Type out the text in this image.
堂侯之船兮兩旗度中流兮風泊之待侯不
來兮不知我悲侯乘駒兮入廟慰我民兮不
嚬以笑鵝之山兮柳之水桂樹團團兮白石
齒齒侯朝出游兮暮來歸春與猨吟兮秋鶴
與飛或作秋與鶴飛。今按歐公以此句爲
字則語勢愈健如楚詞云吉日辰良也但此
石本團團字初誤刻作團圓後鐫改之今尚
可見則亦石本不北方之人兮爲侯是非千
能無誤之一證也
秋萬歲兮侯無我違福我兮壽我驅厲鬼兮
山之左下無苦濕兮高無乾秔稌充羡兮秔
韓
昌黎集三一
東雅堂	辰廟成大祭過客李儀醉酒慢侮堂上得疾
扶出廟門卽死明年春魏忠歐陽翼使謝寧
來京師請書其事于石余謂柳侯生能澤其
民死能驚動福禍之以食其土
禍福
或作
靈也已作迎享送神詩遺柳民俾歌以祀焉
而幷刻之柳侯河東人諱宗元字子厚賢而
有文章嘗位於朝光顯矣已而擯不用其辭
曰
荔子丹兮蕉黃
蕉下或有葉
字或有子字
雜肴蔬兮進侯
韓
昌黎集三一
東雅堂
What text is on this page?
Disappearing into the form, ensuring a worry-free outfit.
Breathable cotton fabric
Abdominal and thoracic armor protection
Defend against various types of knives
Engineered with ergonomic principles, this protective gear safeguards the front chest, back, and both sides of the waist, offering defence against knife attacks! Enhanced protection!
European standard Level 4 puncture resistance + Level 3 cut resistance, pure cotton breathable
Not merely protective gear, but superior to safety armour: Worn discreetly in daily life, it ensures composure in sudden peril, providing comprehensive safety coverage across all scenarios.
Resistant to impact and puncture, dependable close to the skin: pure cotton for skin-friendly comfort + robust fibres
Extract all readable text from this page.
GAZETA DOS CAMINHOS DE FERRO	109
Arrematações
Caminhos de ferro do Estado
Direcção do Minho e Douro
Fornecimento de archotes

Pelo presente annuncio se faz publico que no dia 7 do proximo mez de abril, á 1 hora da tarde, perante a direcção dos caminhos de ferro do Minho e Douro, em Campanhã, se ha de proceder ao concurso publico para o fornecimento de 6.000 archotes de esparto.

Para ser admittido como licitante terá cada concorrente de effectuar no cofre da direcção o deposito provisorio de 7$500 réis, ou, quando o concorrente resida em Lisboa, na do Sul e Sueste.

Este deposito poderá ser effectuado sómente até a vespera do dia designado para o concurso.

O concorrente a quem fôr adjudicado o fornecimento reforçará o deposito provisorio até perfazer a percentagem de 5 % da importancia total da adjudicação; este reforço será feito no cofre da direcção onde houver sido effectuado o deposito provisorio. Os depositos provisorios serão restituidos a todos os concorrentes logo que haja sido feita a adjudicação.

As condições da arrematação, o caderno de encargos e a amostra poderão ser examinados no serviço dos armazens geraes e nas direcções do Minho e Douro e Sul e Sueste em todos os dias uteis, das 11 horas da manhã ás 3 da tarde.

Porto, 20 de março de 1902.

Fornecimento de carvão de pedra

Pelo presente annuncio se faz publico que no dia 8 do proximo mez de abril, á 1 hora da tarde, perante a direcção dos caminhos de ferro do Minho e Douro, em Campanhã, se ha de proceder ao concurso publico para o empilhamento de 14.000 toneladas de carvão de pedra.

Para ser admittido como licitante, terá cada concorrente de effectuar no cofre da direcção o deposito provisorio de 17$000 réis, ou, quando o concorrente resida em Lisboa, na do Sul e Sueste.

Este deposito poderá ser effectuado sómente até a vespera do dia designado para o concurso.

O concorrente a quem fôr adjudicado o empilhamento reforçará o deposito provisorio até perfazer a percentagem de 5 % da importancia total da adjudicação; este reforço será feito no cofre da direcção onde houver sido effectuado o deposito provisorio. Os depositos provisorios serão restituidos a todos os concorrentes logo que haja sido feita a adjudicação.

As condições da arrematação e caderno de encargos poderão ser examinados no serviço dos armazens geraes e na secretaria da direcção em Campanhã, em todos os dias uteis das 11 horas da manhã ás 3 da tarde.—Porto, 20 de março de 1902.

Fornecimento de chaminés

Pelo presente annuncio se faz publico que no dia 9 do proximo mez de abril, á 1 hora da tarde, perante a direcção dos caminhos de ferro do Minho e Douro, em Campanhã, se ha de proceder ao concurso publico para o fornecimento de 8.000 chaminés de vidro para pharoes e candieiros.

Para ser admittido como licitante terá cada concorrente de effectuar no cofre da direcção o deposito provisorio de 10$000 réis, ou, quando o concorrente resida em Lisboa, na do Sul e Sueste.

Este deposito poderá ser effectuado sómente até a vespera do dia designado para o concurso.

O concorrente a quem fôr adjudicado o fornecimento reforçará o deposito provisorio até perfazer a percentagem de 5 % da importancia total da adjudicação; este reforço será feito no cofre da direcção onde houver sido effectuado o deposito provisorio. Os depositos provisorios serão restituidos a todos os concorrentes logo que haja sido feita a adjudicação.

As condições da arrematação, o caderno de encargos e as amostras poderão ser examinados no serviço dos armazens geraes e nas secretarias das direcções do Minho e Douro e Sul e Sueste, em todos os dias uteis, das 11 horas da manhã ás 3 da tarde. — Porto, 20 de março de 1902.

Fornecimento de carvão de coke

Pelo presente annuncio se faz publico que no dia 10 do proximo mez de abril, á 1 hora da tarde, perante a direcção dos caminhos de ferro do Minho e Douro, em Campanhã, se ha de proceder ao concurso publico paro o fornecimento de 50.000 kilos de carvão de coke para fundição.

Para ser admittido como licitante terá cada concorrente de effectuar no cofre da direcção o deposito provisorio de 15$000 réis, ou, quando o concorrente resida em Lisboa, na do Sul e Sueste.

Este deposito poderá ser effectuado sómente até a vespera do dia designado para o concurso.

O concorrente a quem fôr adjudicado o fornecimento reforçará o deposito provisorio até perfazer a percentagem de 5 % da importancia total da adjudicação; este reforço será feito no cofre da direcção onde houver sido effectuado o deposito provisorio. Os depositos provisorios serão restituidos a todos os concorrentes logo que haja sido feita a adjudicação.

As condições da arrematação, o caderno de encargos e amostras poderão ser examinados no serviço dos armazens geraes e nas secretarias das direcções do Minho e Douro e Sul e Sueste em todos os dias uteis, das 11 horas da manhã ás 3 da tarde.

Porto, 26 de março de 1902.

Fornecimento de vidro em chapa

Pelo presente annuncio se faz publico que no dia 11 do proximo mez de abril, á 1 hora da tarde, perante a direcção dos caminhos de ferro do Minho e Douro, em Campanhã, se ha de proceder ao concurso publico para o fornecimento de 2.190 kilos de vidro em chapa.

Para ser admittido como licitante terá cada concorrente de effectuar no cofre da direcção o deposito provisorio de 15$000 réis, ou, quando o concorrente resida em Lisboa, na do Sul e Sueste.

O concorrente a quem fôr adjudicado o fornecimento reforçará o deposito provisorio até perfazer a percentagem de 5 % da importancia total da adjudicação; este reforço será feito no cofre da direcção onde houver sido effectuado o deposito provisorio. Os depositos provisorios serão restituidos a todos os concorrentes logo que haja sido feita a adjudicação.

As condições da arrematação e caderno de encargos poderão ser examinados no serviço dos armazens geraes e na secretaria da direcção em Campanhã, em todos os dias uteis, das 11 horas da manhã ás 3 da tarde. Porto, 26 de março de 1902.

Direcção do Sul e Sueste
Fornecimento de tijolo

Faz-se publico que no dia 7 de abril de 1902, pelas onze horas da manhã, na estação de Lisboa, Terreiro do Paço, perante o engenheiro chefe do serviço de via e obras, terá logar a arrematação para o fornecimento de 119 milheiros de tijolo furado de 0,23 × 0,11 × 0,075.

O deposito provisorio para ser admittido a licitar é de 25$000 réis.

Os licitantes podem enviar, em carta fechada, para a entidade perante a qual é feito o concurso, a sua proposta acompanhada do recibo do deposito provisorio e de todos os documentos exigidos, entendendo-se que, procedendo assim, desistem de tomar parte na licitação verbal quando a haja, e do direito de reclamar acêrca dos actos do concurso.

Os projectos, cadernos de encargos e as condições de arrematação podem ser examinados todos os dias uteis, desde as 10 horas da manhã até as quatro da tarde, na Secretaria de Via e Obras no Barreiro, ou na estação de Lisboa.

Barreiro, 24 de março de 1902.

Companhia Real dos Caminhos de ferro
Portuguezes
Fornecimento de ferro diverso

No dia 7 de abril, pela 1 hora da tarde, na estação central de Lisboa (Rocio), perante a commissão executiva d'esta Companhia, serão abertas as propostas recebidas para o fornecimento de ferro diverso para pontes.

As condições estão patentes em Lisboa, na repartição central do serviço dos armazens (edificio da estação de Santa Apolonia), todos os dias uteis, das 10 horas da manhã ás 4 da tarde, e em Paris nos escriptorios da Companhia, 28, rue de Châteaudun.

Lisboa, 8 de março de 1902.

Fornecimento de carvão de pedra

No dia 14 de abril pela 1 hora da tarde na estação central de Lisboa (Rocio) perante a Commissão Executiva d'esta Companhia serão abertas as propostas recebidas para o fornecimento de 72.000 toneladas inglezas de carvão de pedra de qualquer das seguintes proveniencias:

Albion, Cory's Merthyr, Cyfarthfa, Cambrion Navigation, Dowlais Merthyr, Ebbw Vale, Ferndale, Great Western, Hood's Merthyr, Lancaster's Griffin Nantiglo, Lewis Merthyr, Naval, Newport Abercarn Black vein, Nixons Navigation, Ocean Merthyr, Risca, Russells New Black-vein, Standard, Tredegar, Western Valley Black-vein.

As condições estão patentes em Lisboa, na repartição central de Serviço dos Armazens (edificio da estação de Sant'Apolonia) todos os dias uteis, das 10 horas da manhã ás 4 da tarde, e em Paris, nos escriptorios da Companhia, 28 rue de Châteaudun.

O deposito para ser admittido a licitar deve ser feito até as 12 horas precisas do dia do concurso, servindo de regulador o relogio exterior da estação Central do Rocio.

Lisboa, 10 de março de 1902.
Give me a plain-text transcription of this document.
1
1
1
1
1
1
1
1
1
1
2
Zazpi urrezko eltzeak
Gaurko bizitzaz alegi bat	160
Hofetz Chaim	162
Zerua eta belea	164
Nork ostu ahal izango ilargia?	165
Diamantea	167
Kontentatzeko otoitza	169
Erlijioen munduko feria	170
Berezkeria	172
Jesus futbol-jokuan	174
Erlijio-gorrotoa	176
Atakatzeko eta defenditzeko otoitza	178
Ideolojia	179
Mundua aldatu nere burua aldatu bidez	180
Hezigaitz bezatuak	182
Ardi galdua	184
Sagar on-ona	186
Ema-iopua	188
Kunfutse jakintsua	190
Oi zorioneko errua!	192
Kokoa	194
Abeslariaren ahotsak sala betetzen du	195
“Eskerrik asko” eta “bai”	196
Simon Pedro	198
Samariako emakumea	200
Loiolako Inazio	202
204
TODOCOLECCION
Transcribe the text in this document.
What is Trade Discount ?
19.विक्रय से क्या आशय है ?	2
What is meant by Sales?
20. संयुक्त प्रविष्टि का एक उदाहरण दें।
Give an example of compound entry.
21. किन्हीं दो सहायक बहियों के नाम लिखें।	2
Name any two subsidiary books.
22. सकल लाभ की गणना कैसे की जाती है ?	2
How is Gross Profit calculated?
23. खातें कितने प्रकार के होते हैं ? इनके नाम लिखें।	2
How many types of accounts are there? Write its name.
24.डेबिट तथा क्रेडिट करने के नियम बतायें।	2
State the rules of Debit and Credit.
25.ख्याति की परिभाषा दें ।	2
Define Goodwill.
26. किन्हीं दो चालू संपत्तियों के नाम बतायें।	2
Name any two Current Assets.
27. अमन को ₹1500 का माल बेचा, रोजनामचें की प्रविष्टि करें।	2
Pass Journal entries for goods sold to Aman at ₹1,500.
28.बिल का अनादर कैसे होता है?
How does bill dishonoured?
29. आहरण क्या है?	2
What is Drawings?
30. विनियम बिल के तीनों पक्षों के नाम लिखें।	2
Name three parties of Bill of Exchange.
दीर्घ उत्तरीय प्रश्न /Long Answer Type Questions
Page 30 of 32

_TASK GOAL_. Select the lines in this material that hold the word "text", leaving none out.

_OUTPUT FOR THIS EXERCISE_.
Type out the text in this image.
What text is on this page?
Extract all readable text from this page.
Give me a plain-text transcription of this document.
Transcribe the text in this document.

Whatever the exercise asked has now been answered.